SET PROBLEM » Set down all of the entries word for word, omitting the images they contain.

(begin)

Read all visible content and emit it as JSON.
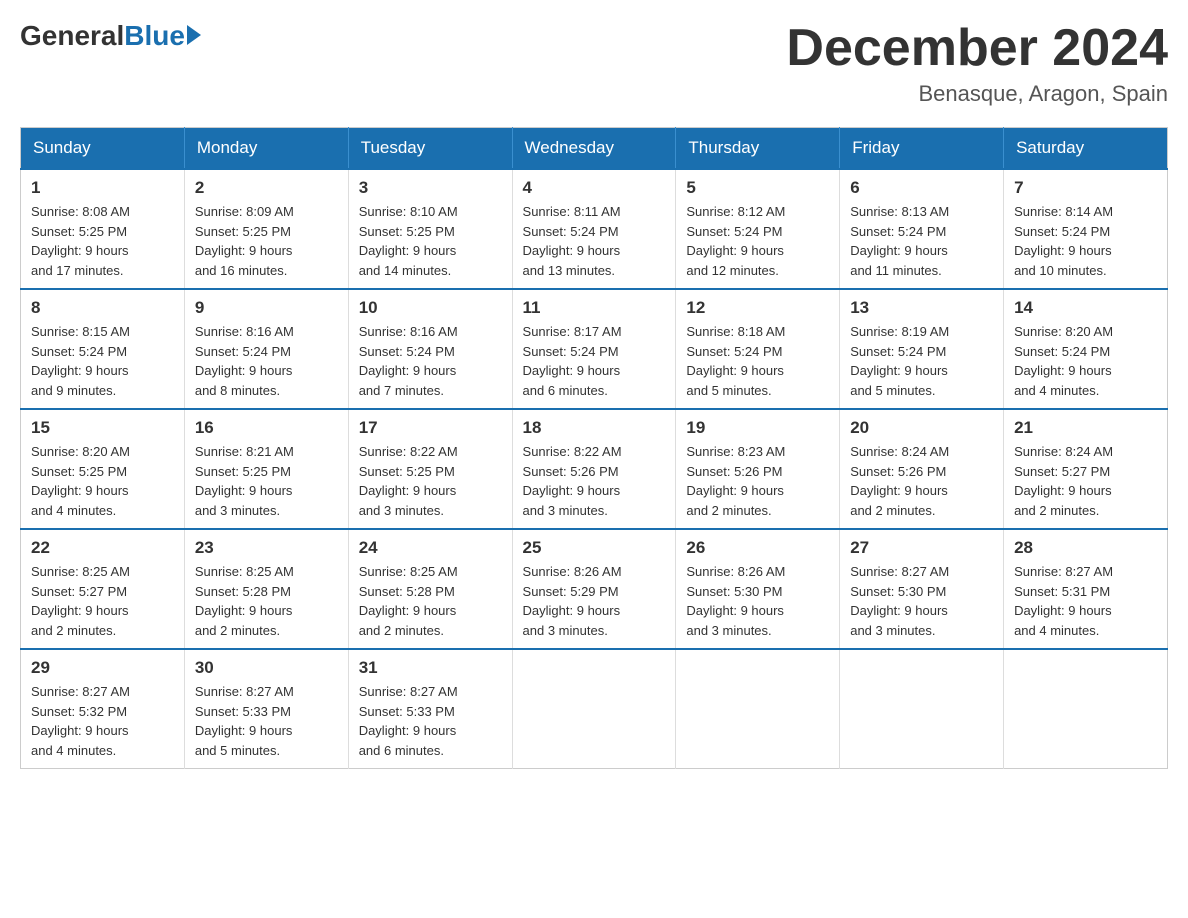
{
  "header": {
    "logo_general": "General",
    "logo_blue": "Blue",
    "month_title": "December 2024",
    "location": "Benasque, Aragon, Spain"
  },
  "days_of_week": [
    "Sunday",
    "Monday",
    "Tuesday",
    "Wednesday",
    "Thursday",
    "Friday",
    "Saturday"
  ],
  "weeks": [
    [
      {
        "day": "1",
        "sunrise": "8:08 AM",
        "sunset": "5:25 PM",
        "daylight": "9 hours and 17 minutes."
      },
      {
        "day": "2",
        "sunrise": "8:09 AM",
        "sunset": "5:25 PM",
        "daylight": "9 hours and 16 minutes."
      },
      {
        "day": "3",
        "sunrise": "8:10 AM",
        "sunset": "5:25 PM",
        "daylight": "9 hours and 14 minutes."
      },
      {
        "day": "4",
        "sunrise": "8:11 AM",
        "sunset": "5:24 PM",
        "daylight": "9 hours and 13 minutes."
      },
      {
        "day": "5",
        "sunrise": "8:12 AM",
        "sunset": "5:24 PM",
        "daylight": "9 hours and 12 minutes."
      },
      {
        "day": "6",
        "sunrise": "8:13 AM",
        "sunset": "5:24 PM",
        "daylight": "9 hours and 11 minutes."
      },
      {
        "day": "7",
        "sunrise": "8:14 AM",
        "sunset": "5:24 PM",
        "daylight": "9 hours and 10 minutes."
      }
    ],
    [
      {
        "day": "8",
        "sunrise": "8:15 AM",
        "sunset": "5:24 PM",
        "daylight": "9 hours and 9 minutes."
      },
      {
        "day": "9",
        "sunrise": "8:16 AM",
        "sunset": "5:24 PM",
        "daylight": "9 hours and 8 minutes."
      },
      {
        "day": "10",
        "sunrise": "8:16 AM",
        "sunset": "5:24 PM",
        "daylight": "9 hours and 7 minutes."
      },
      {
        "day": "11",
        "sunrise": "8:17 AM",
        "sunset": "5:24 PM",
        "daylight": "9 hours and 6 minutes."
      },
      {
        "day": "12",
        "sunrise": "8:18 AM",
        "sunset": "5:24 PM",
        "daylight": "9 hours and 5 minutes."
      },
      {
        "day": "13",
        "sunrise": "8:19 AM",
        "sunset": "5:24 PM",
        "daylight": "9 hours and 5 minutes."
      },
      {
        "day": "14",
        "sunrise": "8:20 AM",
        "sunset": "5:24 PM",
        "daylight": "9 hours and 4 minutes."
      }
    ],
    [
      {
        "day": "15",
        "sunrise": "8:20 AM",
        "sunset": "5:25 PM",
        "daylight": "9 hours and 4 minutes."
      },
      {
        "day": "16",
        "sunrise": "8:21 AM",
        "sunset": "5:25 PM",
        "daylight": "9 hours and 3 minutes."
      },
      {
        "day": "17",
        "sunrise": "8:22 AM",
        "sunset": "5:25 PM",
        "daylight": "9 hours and 3 minutes."
      },
      {
        "day": "18",
        "sunrise": "8:22 AM",
        "sunset": "5:26 PM",
        "daylight": "9 hours and 3 minutes."
      },
      {
        "day": "19",
        "sunrise": "8:23 AM",
        "sunset": "5:26 PM",
        "daylight": "9 hours and 2 minutes."
      },
      {
        "day": "20",
        "sunrise": "8:24 AM",
        "sunset": "5:26 PM",
        "daylight": "9 hours and 2 minutes."
      },
      {
        "day": "21",
        "sunrise": "8:24 AM",
        "sunset": "5:27 PM",
        "daylight": "9 hours and 2 minutes."
      }
    ],
    [
      {
        "day": "22",
        "sunrise": "8:25 AM",
        "sunset": "5:27 PM",
        "daylight": "9 hours and 2 minutes."
      },
      {
        "day": "23",
        "sunrise": "8:25 AM",
        "sunset": "5:28 PM",
        "daylight": "9 hours and 2 minutes."
      },
      {
        "day": "24",
        "sunrise": "8:25 AM",
        "sunset": "5:28 PM",
        "daylight": "9 hours and 2 minutes."
      },
      {
        "day": "25",
        "sunrise": "8:26 AM",
        "sunset": "5:29 PM",
        "daylight": "9 hours and 3 minutes."
      },
      {
        "day": "26",
        "sunrise": "8:26 AM",
        "sunset": "5:30 PM",
        "daylight": "9 hours and 3 minutes."
      },
      {
        "day": "27",
        "sunrise": "8:27 AM",
        "sunset": "5:30 PM",
        "daylight": "9 hours and 3 minutes."
      },
      {
        "day": "28",
        "sunrise": "8:27 AM",
        "sunset": "5:31 PM",
        "daylight": "9 hours and 4 minutes."
      }
    ],
    [
      {
        "day": "29",
        "sunrise": "8:27 AM",
        "sunset": "5:32 PM",
        "daylight": "9 hours and 4 minutes."
      },
      {
        "day": "30",
        "sunrise": "8:27 AM",
        "sunset": "5:33 PM",
        "daylight": "9 hours and 5 minutes."
      },
      {
        "day": "31",
        "sunrise": "8:27 AM",
        "sunset": "5:33 PM",
        "daylight": "9 hours and 6 minutes."
      },
      null,
      null,
      null,
      null
    ]
  ]
}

(end)

SOLUTION BELOW »
Read all visible content and emit it as JSON.
{
  "header": {
    "logo_general": "General",
    "logo_blue": "Blue",
    "month_title": "December 2024",
    "location": "Benasque, Aragon, Spain"
  },
  "days_of_week": [
    "Sunday",
    "Monday",
    "Tuesday",
    "Wednesday",
    "Thursday",
    "Friday",
    "Saturday"
  ],
  "weeks": [
    [
      {
        "day": "1",
        "sunrise": "8:08 AM",
        "sunset": "5:25 PM",
        "daylight": "9 hours and 17 minutes."
      },
      {
        "day": "2",
        "sunrise": "8:09 AM",
        "sunset": "5:25 PM",
        "daylight": "9 hours and 16 minutes."
      },
      {
        "day": "3",
        "sunrise": "8:10 AM",
        "sunset": "5:25 PM",
        "daylight": "9 hours and 14 minutes."
      },
      {
        "day": "4",
        "sunrise": "8:11 AM",
        "sunset": "5:24 PM",
        "daylight": "9 hours and 13 minutes."
      },
      {
        "day": "5",
        "sunrise": "8:12 AM",
        "sunset": "5:24 PM",
        "daylight": "9 hours and 12 minutes."
      },
      {
        "day": "6",
        "sunrise": "8:13 AM",
        "sunset": "5:24 PM",
        "daylight": "9 hours and 11 minutes."
      },
      {
        "day": "7",
        "sunrise": "8:14 AM",
        "sunset": "5:24 PM",
        "daylight": "9 hours and 10 minutes."
      }
    ],
    [
      {
        "day": "8",
        "sunrise": "8:15 AM",
        "sunset": "5:24 PM",
        "daylight": "9 hours and 9 minutes."
      },
      {
        "day": "9",
        "sunrise": "8:16 AM",
        "sunset": "5:24 PM",
        "daylight": "9 hours and 8 minutes."
      },
      {
        "day": "10",
        "sunrise": "8:16 AM",
        "sunset": "5:24 PM",
        "daylight": "9 hours and 7 minutes."
      },
      {
        "day": "11",
        "sunrise": "8:17 AM",
        "sunset": "5:24 PM",
        "daylight": "9 hours and 6 minutes."
      },
      {
        "day": "12",
        "sunrise": "8:18 AM",
        "sunset": "5:24 PM",
        "daylight": "9 hours and 5 minutes."
      },
      {
        "day": "13",
        "sunrise": "8:19 AM",
        "sunset": "5:24 PM",
        "daylight": "9 hours and 5 minutes."
      },
      {
        "day": "14",
        "sunrise": "8:20 AM",
        "sunset": "5:24 PM",
        "daylight": "9 hours and 4 minutes."
      }
    ],
    [
      {
        "day": "15",
        "sunrise": "8:20 AM",
        "sunset": "5:25 PM",
        "daylight": "9 hours and 4 minutes."
      },
      {
        "day": "16",
        "sunrise": "8:21 AM",
        "sunset": "5:25 PM",
        "daylight": "9 hours and 3 minutes."
      },
      {
        "day": "17",
        "sunrise": "8:22 AM",
        "sunset": "5:25 PM",
        "daylight": "9 hours and 3 minutes."
      },
      {
        "day": "18",
        "sunrise": "8:22 AM",
        "sunset": "5:26 PM",
        "daylight": "9 hours and 3 minutes."
      },
      {
        "day": "19",
        "sunrise": "8:23 AM",
        "sunset": "5:26 PM",
        "daylight": "9 hours and 2 minutes."
      },
      {
        "day": "20",
        "sunrise": "8:24 AM",
        "sunset": "5:26 PM",
        "daylight": "9 hours and 2 minutes."
      },
      {
        "day": "21",
        "sunrise": "8:24 AM",
        "sunset": "5:27 PM",
        "daylight": "9 hours and 2 minutes."
      }
    ],
    [
      {
        "day": "22",
        "sunrise": "8:25 AM",
        "sunset": "5:27 PM",
        "daylight": "9 hours and 2 minutes."
      },
      {
        "day": "23",
        "sunrise": "8:25 AM",
        "sunset": "5:28 PM",
        "daylight": "9 hours and 2 minutes."
      },
      {
        "day": "24",
        "sunrise": "8:25 AM",
        "sunset": "5:28 PM",
        "daylight": "9 hours and 2 minutes."
      },
      {
        "day": "25",
        "sunrise": "8:26 AM",
        "sunset": "5:29 PM",
        "daylight": "9 hours and 3 minutes."
      },
      {
        "day": "26",
        "sunrise": "8:26 AM",
        "sunset": "5:30 PM",
        "daylight": "9 hours and 3 minutes."
      },
      {
        "day": "27",
        "sunrise": "8:27 AM",
        "sunset": "5:30 PM",
        "daylight": "9 hours and 3 minutes."
      },
      {
        "day": "28",
        "sunrise": "8:27 AM",
        "sunset": "5:31 PM",
        "daylight": "9 hours and 4 minutes."
      }
    ],
    [
      {
        "day": "29",
        "sunrise": "8:27 AM",
        "sunset": "5:32 PM",
        "daylight": "9 hours and 4 minutes."
      },
      {
        "day": "30",
        "sunrise": "8:27 AM",
        "sunset": "5:33 PM",
        "daylight": "9 hours and 5 minutes."
      },
      {
        "day": "31",
        "sunrise": "8:27 AM",
        "sunset": "5:33 PM",
        "daylight": "9 hours and 6 minutes."
      },
      null,
      null,
      null,
      null
    ]
  ]
}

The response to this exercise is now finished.